Document excerpt: Begin
CricInfo Interactive

Interview with Fanie De Villiers

Fanie De Villiers profile on CricInfo

Official 1997 Hong Kong Sixes site

South African swing bowler, Fanie de Villiers, was sidelined during the 1996/97 International season by a nasty cut nearly severing three of his fingers. After hard work, he has returned to the international scene with the warm-up matches at the Hong Kong Sixes. Rohan Chandran got Fanie to the keyboard, and navigated him through the interview, while Alak Chakravorty (azzie on #cricket) moderated the interview.

Fanie:   Right, we're ready to go here

Mynn:   Hey Fanie's here

Mynn:   Fanie, so how seriously do you guys take this sixes tourney

Fanie:   We obviously tried very hard... We had a bad draw with West Indies and the Sri Lankan boys in our group.. We had both hands in it, we just needed a couple of runs off the last ball and we couldn't.. Very close games.
It's sad to lose games that way, we'd rather lose by a long way.. A few of us haven't played this so we're still in the learning processs..

bakait:  You have had a long and healthy career ... Seeing that India's 2 fast bowlers have broken down recently, what do you suggest the prospective Indian fast bowlers do for fitness/health to have long careers

Fanie:    It's very important to find the problems first.. I reckon the problem is that we are playing too much cricket.. no fit body can last, doesnt matter how fit you are, the system must change.
We have to have a group of about 20 players, and alternate players around for every single game. You can't have one bowler bowling every single game like Srinath does;  they are going ot break down, no matter how fit they are. At the end of the day you've got wear and tear that's taking its toll and you cant do anything about that

Fanie:   secondly...
Document excerpt: End
* **Exercise requirements**
• A. Check each statement against the Fanie de Villiers interview. For each, answer yes or no and quote the words from the interview that decide it.
(i) De Villiers missed the 1996/97 international season because of a cut that nearly severed three of his fingers.
(ii) South Africa's Sixes group included Australia and Pakistan.
(iii) De Villiers proposes a group of about 20 players who are rotated for every game.
• B. Carry on the Fanie de Villiers interview from the point where it stops.
Input data: Begin
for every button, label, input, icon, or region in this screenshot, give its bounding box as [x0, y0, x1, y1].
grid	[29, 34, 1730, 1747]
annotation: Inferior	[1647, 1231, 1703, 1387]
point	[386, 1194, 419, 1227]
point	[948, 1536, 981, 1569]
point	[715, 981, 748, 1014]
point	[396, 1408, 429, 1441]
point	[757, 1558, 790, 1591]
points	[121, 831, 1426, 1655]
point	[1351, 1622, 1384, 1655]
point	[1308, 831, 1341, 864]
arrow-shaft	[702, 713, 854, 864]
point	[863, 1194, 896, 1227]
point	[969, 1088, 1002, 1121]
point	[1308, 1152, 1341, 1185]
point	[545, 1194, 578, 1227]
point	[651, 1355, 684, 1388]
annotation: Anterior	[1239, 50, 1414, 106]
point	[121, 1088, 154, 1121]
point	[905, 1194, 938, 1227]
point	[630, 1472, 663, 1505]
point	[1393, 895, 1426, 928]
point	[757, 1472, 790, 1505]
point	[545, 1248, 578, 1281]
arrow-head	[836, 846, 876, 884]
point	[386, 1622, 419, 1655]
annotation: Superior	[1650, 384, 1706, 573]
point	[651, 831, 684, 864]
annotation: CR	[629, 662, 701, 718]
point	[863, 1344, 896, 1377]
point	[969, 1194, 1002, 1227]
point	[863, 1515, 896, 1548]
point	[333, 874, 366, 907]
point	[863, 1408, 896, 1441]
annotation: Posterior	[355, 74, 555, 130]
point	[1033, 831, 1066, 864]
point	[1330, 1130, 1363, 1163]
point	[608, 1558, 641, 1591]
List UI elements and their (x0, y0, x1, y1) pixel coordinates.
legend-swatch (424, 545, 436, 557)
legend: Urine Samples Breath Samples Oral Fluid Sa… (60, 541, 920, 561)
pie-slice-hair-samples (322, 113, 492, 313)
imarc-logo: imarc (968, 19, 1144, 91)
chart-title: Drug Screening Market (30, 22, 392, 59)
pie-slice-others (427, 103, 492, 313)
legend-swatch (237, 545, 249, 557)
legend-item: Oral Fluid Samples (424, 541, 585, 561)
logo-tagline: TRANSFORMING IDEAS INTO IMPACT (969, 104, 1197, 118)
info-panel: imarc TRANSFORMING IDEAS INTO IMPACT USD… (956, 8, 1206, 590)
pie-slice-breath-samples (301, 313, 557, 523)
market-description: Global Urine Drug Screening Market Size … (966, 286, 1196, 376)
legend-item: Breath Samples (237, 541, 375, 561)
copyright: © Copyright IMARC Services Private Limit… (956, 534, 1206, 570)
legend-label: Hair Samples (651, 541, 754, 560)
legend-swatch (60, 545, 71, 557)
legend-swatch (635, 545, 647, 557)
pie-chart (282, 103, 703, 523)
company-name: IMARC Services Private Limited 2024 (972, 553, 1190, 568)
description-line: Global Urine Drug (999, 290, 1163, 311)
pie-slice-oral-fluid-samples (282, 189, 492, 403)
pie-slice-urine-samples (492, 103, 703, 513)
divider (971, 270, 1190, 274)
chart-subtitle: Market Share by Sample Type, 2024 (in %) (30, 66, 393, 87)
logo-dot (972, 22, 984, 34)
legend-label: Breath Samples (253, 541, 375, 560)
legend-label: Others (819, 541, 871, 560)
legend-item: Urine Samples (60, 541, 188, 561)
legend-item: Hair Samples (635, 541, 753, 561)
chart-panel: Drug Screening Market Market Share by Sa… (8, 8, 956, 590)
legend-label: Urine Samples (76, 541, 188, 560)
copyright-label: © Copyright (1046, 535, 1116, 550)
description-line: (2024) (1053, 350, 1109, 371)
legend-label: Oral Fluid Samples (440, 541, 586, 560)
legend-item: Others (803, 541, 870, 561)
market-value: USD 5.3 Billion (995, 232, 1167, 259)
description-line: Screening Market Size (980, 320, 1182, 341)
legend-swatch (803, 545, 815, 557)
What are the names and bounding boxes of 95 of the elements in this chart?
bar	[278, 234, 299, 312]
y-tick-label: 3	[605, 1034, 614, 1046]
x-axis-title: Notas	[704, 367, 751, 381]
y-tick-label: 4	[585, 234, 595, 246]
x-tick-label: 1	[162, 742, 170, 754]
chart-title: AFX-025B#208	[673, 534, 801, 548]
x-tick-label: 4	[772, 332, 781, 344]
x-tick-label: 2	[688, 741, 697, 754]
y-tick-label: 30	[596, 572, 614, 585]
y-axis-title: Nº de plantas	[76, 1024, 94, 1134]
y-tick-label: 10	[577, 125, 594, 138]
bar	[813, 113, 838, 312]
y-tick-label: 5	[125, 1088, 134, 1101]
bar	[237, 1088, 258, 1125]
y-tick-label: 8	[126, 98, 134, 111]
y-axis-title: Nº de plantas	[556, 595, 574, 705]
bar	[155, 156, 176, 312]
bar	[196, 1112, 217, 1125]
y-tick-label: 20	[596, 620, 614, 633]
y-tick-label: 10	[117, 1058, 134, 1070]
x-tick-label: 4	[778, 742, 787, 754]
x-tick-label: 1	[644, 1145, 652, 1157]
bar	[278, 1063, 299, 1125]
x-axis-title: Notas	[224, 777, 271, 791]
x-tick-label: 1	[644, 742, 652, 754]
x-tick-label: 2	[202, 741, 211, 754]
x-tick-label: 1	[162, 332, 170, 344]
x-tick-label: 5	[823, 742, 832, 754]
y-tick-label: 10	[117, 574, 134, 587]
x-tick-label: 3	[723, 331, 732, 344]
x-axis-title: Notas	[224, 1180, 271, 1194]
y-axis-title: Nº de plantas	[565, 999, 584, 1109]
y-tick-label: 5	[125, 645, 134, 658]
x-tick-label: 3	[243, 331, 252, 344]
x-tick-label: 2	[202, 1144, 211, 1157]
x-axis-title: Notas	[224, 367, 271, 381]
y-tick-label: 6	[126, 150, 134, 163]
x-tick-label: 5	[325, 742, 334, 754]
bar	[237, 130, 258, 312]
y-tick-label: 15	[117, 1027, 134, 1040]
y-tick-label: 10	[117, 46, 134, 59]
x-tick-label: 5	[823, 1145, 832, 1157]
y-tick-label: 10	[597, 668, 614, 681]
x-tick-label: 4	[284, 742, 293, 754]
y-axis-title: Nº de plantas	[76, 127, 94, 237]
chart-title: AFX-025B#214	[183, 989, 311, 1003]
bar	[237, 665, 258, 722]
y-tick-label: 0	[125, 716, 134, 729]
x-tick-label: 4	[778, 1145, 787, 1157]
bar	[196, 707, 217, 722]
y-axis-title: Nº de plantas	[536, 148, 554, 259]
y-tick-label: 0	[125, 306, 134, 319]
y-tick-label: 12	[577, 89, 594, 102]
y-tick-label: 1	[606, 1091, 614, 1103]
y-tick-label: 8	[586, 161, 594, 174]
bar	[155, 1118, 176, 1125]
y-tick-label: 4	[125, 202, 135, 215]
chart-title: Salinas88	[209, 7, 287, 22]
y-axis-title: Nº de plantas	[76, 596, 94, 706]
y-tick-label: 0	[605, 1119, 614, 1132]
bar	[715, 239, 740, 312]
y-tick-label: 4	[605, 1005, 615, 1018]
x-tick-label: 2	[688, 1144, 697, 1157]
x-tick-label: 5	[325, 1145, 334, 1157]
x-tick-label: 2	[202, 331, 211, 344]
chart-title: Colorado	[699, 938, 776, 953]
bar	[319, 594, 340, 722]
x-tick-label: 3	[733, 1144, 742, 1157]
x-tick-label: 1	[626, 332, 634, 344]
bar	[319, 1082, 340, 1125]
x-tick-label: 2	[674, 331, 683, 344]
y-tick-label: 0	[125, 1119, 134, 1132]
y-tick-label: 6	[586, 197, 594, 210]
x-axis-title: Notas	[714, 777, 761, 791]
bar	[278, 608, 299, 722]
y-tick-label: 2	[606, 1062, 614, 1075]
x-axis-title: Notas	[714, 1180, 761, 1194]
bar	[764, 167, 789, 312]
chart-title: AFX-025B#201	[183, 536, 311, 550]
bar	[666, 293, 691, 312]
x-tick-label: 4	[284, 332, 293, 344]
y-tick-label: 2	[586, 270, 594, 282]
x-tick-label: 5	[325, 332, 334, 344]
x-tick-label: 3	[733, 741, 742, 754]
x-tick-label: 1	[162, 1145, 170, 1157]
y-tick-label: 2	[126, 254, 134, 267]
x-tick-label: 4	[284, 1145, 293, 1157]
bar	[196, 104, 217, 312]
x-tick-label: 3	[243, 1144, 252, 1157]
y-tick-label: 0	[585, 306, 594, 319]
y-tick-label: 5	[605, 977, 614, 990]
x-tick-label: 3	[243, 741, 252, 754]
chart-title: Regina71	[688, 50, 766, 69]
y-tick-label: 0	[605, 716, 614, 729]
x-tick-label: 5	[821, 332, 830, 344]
Input data: End
* **Task-by-task results**
• A.
(i) Yes: "was sidelined during the 1996/97 International season by a nasty cut nearly severing three of his fingers"
(ii) No: "We had a bad draw with West Indies and the Sri Lankan boys in our group"
(iii) Yes: "We have to have a group of about 20 players, and alternate players around for every single game."

• B.
Fanie:   The biggest problem lies in the practices.  If you practice between games every single day,  it's as good as a one day game that you play because you bowl 5-10 overs in a practice.  I reckon bowlers must practice less and just bowl enough to feel confident, and that way save themselves.

Fanie:   and thirdly

Fanie:   The only way to make sure that an injury doesnt recur again is to do specific bio-kinetic exercises on the areas where you have a problem,   and most of the time a phenomena where you actually get weaker the longer the seasons carries on   so you still have to do gym work once or twice in a week to stabilise your strength and keep it there,  and that's the only way to keep fit

MA:   How do you rate SA's chances in the upcoming series against pakistan

Fanie:   Well, I dont think the record is on our side... Teams that have played against Pakistan in Pakistan have lost 99% of the time

(Adrian Kuiper questions Fanie's statistic... :-))

Fanie:   It is very tough. To actually win a game there you have to get used to the conditions.  We are going straight into the first test without really a warm up game.

Fanie:   The team has got potential, yes.  As you said, if New Zealand can beat Pakistan there, then anybody can. It might be alright in the first test with Wasim Akram not there, he is still injured

Fanie:   We are playing the second test at Sheikhapura which none of us know, the odds are therefore against us

Caze:   Is there great interest in cricket by blacks in SA? Or is the SA team a reflection?

gana:   Hi Fanie how are you?

Fanie:   Caze: you can't say it;'s a reflection.. We've got two players in our group.. Herschelle Gibbs, a coloured from the Cape, and Telemachus is the same

Fanie:   We've got a lot of black players seriously coming through.  You have to take the ratios in mind of the amount of players that are at the right age to play test cricket

Fanie:   The development programme to put cricket into schools started recently; the guys are still young, 18/19 years old .   They are going to come through.  The interest is phenomenal. There are so many people playing mini cricket and so on at a young age. If they can just follow through into high school and university we can really become a force in the game

gana:   who do you think will win the next world cup. If your answer is SA who will be the runner-up

Fanie:   The answer has got to be south africa obviously

Fanie:   I think what makes it very difficult is that teams change within two years, you get half the teams that have changed.  At this stage Pakistan can be a good force, as can India, if their bowlers last.  South Africa needs to develop the young bowlers and if Donald lasts we have a great chance too.

Fanie:   One Day cricket is very important when it comes to bowlers; most teams score runs, but a good bowler keeps the runs down.  We have a lot of young players that are really getting better and better

gana:  Do you think Sri Lanka will continue to play like this way for another 2 years?

Desi2:   Fanie...who do ya think that will be yer key player/players in Pakistan?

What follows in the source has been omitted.